Reproduce exactly the lines from the one containing "What does this" through the last line of the records below, both included, and nothing else.

(A run of records)
──────

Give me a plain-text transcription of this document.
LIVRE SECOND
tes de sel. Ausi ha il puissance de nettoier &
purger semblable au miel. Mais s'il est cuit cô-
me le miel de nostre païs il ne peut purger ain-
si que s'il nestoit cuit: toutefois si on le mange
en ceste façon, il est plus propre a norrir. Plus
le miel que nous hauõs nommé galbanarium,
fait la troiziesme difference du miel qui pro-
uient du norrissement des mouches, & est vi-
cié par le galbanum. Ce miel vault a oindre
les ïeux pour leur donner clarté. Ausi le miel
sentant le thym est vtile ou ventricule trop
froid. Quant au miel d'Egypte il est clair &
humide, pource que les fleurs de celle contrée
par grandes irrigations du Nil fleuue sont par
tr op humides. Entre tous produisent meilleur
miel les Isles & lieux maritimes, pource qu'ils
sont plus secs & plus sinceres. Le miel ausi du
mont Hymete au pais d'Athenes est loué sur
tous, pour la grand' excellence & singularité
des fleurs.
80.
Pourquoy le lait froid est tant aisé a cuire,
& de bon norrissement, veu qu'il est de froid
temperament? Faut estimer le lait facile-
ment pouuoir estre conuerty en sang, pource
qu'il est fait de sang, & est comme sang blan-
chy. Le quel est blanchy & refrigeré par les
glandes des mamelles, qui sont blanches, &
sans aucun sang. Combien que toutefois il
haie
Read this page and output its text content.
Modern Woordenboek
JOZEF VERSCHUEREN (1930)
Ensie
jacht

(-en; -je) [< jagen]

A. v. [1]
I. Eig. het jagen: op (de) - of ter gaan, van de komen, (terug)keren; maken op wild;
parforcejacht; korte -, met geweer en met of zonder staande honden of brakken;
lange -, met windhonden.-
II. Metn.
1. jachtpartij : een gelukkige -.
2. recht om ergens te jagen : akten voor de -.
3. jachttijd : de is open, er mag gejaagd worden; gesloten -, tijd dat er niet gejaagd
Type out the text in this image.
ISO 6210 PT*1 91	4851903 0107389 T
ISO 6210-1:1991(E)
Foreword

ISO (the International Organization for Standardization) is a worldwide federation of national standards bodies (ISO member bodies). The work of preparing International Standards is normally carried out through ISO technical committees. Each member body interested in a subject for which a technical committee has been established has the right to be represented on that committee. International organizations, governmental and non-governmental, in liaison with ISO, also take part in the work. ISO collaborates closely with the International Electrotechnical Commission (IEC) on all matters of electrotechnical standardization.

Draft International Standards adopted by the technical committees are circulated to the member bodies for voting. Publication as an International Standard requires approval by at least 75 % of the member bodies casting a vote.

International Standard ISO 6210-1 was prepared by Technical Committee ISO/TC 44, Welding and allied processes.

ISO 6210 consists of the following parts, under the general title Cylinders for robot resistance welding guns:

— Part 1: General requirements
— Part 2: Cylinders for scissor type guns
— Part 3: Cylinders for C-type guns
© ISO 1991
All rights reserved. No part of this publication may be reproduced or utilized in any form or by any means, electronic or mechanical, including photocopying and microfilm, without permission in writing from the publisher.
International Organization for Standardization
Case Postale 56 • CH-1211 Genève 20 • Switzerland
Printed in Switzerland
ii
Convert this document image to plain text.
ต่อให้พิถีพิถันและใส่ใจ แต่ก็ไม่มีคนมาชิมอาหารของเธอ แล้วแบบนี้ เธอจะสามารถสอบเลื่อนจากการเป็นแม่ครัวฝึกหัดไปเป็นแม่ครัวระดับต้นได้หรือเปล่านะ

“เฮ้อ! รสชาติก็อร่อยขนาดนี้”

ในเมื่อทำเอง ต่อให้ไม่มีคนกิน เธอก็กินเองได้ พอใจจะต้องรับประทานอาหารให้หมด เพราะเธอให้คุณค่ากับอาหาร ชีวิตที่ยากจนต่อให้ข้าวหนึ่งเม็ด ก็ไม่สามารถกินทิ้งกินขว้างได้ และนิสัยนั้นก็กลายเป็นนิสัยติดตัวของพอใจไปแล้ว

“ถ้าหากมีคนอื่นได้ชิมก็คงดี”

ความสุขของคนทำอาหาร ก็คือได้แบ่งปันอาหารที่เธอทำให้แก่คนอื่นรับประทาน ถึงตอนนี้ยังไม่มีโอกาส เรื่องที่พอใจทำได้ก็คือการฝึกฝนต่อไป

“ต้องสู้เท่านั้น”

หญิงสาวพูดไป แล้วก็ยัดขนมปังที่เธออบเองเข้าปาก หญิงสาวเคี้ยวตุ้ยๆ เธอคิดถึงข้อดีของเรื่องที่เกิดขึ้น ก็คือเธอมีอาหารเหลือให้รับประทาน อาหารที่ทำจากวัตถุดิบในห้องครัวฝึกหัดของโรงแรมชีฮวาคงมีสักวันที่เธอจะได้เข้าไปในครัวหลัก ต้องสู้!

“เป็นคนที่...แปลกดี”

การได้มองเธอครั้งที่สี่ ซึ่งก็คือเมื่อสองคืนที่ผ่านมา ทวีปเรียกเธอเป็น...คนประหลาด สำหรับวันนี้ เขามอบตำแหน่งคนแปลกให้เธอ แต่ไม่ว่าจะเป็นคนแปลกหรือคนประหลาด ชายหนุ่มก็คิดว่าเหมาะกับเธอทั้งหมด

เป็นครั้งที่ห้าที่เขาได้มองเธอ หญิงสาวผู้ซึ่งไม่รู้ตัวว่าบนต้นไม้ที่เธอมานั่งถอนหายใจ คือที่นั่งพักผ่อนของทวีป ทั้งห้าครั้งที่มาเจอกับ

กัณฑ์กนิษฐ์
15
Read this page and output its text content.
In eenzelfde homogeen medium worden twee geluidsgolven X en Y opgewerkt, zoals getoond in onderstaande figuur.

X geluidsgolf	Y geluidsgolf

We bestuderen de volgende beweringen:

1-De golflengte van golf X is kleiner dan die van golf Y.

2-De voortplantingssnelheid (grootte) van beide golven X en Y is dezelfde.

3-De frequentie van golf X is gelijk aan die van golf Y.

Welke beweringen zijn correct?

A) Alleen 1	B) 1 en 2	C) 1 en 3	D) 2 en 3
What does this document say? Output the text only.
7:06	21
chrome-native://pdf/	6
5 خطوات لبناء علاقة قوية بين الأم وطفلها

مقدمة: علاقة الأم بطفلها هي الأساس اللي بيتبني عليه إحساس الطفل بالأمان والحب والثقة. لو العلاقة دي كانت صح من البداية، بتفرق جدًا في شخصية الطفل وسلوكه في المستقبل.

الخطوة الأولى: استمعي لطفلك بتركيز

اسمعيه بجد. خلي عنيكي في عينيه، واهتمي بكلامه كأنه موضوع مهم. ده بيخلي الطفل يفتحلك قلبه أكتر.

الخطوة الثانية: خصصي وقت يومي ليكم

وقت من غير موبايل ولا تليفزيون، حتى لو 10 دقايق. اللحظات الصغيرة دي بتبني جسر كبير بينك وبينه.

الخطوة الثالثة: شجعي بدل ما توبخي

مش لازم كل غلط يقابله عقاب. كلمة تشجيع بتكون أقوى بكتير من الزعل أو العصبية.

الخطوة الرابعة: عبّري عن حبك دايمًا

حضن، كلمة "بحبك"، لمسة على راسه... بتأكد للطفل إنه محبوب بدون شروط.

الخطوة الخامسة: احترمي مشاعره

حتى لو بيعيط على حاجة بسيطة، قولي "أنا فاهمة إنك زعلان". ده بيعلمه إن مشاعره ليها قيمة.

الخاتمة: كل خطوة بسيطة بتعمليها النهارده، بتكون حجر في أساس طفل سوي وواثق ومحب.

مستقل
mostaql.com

──────

Answer for this exercise:
What does this document say? Output the text only.
7:06	21
chrome-native://pdf/	6
5 خطوات لبناء علاقة قوية بين الأم وطفلها

مقدمة: علاقة الأم بطفلها هي الأساس اللي بيتبني عليه إحساس الطفل بالأمان والحب والثقة. لو العلاقة دي كانت صح من البداية، بتفرق جدًا في شخصية الطفل وسلوكه في المستقبل.

الخطوة الأولى: استمعي لطفلك بتركيز

اسمعيه بجد. خلي عنيكي في عينيه، واهتمي بكلامه كأنه موضوع مهم. ده بيخلي الطفل يفتحلك قلبه أكتر.

الخطوة الثانية: خصصي وقت يومي ليكم

وقت من غير موبايل ولا تليفزيون، حتى لو 10 دقايق. اللحظات الصغيرة دي بتبني جسر كبير بينك وبينه.

الخطوة الثالثة: شجعي بدل ما توبخي

مش لازم كل غلط يقابله عقاب. كلمة تشجيع بتكون أقوى بكتير من الزعل أو العصبية.

الخطوة الرابعة: عبّري عن حبك دايمًا

حضن، كلمة "بحبك"، لمسة على راسه... بتأكد للطفل إنه محبوب بدون شروط.

الخطوة الخامسة: احترمي مشاعره

حتى لو بيعيط على حاجة بسيطة، قولي "أنا فاهمة إنك زعلان". ده بيعلمه إن مشاعره ليها قيمة.

الخاتمة: كل خطوة بسيطة بتعمليها النهارده، بتكون حجر في أساس طفل سوي وواثق ومحب.

مستقل
mostaql.com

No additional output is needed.